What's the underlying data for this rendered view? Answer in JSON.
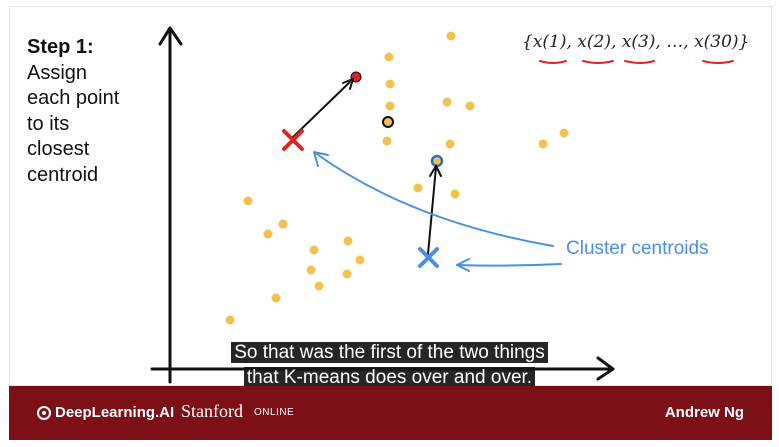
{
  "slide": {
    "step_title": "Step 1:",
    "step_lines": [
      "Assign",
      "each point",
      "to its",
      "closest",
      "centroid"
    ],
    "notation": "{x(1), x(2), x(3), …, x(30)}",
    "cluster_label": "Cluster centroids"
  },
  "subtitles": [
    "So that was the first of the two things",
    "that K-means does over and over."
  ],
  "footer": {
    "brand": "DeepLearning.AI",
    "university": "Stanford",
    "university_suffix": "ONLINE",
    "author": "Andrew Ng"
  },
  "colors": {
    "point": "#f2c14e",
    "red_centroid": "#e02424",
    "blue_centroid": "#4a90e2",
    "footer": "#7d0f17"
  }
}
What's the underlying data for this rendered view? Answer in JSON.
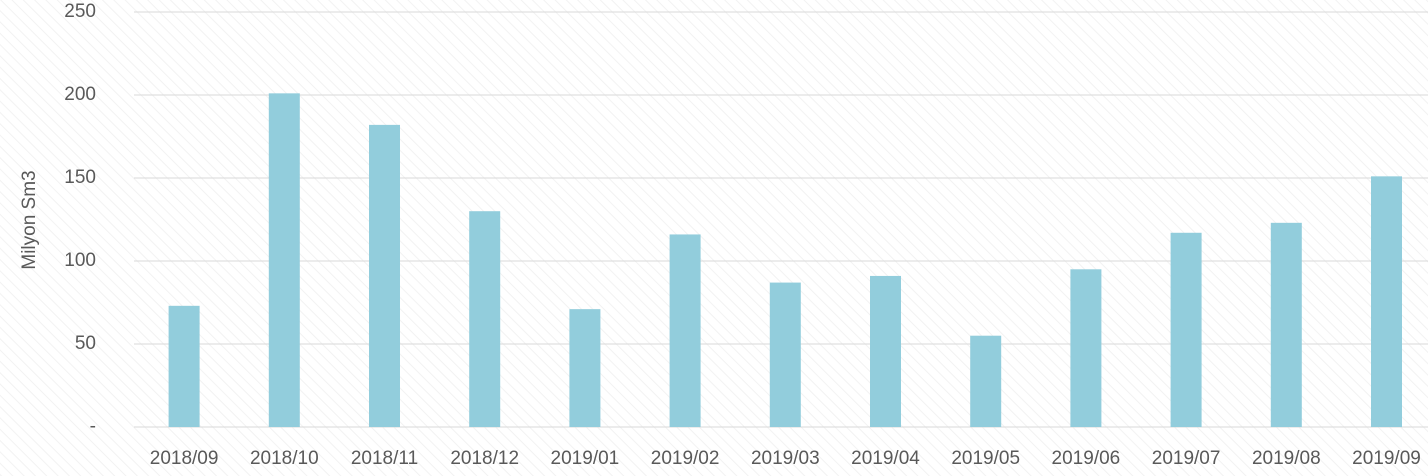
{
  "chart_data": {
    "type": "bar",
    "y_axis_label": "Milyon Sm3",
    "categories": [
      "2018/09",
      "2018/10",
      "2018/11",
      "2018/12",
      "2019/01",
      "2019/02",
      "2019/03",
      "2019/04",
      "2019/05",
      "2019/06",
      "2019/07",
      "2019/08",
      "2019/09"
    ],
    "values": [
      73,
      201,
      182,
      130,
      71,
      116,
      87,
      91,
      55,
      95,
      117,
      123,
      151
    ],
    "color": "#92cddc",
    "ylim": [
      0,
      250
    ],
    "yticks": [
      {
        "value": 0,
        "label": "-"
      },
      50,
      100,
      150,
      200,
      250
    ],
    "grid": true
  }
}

▶ **TO DO**:
Return all of the entries word for word, but omit the pictures.

▶ **FULL ANSWER**:
What's the underlying data for this rendered view? Answer in JSON.
{
  "slide": {
    "step_title": "Step 1:",
    "step_lines": [
      "Assign",
      "each point",
      "to its",
      "closest",
      "centroid"
    ],
    "notation": "{x(1), x(2), x(3), …, x(30)}",
    "cluster_label": "Cluster centroids"
  },
  "subtitles": [
    "So that was the first of the two things",
    "that K-means does over and over."
  ],
  "footer": {
    "brand": "DeepLearning.AI",
    "university": "Stanford",
    "university_suffix": "ONLINE",
    "author": "Andrew Ng"
  },
  "colors": {
    "point": "#f2c14e",
    "red_centroid": "#e02424",
    "blue_centroid": "#4a90e2",
    "footer": "#7d0f17"
  }
}
What's the underlying data for this rendered view? Answer in JSON.
{
  "chart_data": {
    "type": "bar",
    "y_axis_label": "Milyon Sm3",
    "categories": [
      "2018/09",
      "2018/10",
      "2018/11",
      "2018/12",
      "2019/01",
      "2019/02",
      "2019/03",
      "2019/04",
      "2019/05",
      "2019/06",
      "2019/07",
      "2019/08",
      "2019/09"
    ],
    "values": [
      73,
      201,
      182,
      130,
      71,
      116,
      87,
      91,
      55,
      95,
      117,
      123,
      151
    ],
    "color": "#92cddc",
    "ylim": [
      0,
      250
    ],
    "yticks": [
      {
        "value": 0,
        "label": "-"
      },
      50,
      100,
      150,
      200,
      250
    ],
    "grid": true
  }
}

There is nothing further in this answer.